# [Records for this exercise]
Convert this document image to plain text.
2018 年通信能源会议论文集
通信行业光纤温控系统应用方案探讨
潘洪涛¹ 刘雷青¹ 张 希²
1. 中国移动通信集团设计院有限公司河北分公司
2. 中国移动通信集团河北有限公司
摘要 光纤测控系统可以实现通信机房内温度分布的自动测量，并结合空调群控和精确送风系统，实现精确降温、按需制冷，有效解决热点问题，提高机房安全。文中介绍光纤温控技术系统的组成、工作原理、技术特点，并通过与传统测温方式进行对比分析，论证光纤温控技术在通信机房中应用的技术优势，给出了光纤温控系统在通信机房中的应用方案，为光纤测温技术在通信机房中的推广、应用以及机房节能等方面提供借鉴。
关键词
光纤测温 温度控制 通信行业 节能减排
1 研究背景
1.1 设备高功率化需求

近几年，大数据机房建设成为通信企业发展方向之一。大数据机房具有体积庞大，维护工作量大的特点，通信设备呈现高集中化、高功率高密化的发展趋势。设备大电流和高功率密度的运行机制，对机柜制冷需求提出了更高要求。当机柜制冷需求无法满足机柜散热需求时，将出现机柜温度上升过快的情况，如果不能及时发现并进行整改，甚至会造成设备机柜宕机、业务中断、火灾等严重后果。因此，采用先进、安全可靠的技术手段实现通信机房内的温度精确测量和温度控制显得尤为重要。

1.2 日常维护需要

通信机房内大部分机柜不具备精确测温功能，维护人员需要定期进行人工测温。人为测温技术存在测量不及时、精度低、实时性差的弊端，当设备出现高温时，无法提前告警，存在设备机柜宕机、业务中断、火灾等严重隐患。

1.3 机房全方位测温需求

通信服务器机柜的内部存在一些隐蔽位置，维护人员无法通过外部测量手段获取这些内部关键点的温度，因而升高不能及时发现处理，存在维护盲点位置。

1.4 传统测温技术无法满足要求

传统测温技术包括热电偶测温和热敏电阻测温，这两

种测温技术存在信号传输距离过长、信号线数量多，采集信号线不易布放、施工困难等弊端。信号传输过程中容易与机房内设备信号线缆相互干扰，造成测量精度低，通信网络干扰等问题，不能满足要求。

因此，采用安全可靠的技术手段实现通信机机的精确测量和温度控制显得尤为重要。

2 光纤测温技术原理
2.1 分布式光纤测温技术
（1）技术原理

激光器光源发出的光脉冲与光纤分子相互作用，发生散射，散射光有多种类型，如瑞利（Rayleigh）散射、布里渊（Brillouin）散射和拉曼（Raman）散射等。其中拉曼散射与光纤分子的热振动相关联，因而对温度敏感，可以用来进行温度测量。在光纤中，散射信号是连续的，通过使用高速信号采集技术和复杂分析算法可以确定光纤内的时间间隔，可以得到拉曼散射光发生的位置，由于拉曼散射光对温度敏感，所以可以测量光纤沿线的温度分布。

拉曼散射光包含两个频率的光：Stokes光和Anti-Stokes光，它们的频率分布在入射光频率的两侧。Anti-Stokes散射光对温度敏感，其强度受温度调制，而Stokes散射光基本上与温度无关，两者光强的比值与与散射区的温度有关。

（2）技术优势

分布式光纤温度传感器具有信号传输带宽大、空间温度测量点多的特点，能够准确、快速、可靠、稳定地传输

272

# [Prompt]
Output each entry precisely as given.

# [Solution to this exercise]
Convert this document image to plain text.
2018 年通信能源会议论文集
通信行业光纤温控系统应用方案探讨
潘洪涛¹ 刘雷青¹ 张 希²
1. 中国移动通信集团设计院有限公司河北分公司
2. 中国移动通信集团河北有限公司
摘要 光纤测控系统可以实现通信机房内温度分布的自动测量，并结合空调群控和精确送风系统，实现精确降温、按需制冷，有效解决热点问题，提高机房安全。文中介绍光纤温控技术系统的组成、工作原理、技术特点，并通过与传统测温方式进行对比分析，论证光纤温控技术在通信机房中应用的技术优势，给出了光纤温控系统在通信机房中的应用方案，为光纤测温技术在通信机房中的推广、应用以及机房节能等方面提供借鉴。
关键词
光纤测温 温度控制 通信行业 节能减排
1 研究背景
1.1 设备高功率化需求

近几年，大数据机房建设成为通信企业发展方向之一。大数据机房具有体积庞大，维护工作量大的特点，通信设备呈现高集中化、高功率高密化的发展趋势。设备大电流和高功率密度的运行机制，对机柜制冷需求提出了更高要求。当机柜制冷需求无法满足机柜散热需求时，将出现机柜温度上升过快的情况，如果不能及时发现并进行整改，甚至会造成设备机柜宕机、业务中断、火灾等严重后果。因此，采用先进、安全可靠的技术手段实现通信机房内的温度精确测量和温度控制显得尤为重要。

1.2 日常维护需要

通信机房内大部分机柜不具备精确测温功能，维护人员需要定期进行人工测温。人为测温技术存在测量不及时、精度低、实时性差的弊端，当设备出现高温时，无法提前告警，存在设备机柜宕机、业务中断、火灾等严重隐患。

1.3 机房全方位测温需求

通信服务器机柜的内部存在一些隐蔽位置，维护人员无法通过外部测量手段获取这些内部关键点的温度，因而升高不能及时发现处理，存在维护盲点位置。

1.4 传统测温技术无法满足要求

传统测温技术包括热电偶测温和热敏电阻测温，这两

种测温技术存在信号传输距离过长、信号线数量多，采集信号线不易布放、施工困难等弊端。信号传输过程中容易与机房内设备信号线缆相互干扰，造成测量精度低，通信网络干扰等问题，不能满足要求。

因此，采用安全可靠的技术手段实现通信机机的精确测量和温度控制显得尤为重要。

2 光纤测温技术原理
2.1 分布式光纤测温技术
（1）技术原理

激光器光源发出的光脉冲与光纤分子相互作用，发生散射，散射光有多种类型，如瑞利（Rayleigh）散射、布里渊（Brillouin）散射和拉曼（Raman）散射等。其中拉曼散射与光纤分子的热振动相关联，因而对温度敏感，可以用来进行温度测量。在光纤中，散射信号是连续的，通过使用高速信号采集技术和复杂分析算法可以确定光纤内的时间间隔，可以得到拉曼散射光发生的位置，由于拉曼散射光对温度敏感，所以可以测量光纤沿线的温度分布。

拉曼散射光包含两个频率的光：Stokes光和Anti-Stokes光，它们的频率分布在入射光频率的两侧。Anti-Stokes散射光对温度敏感，其强度受温度调制，而Stokes散射光基本上与温度无关，两者光强的比值与与散射区的温度有关。

（2）技术优势

分布式光纤温度传感器具有信号传输带宽大、空间温度测量点多的特点，能够准确、快速、可靠、稳定地传输

272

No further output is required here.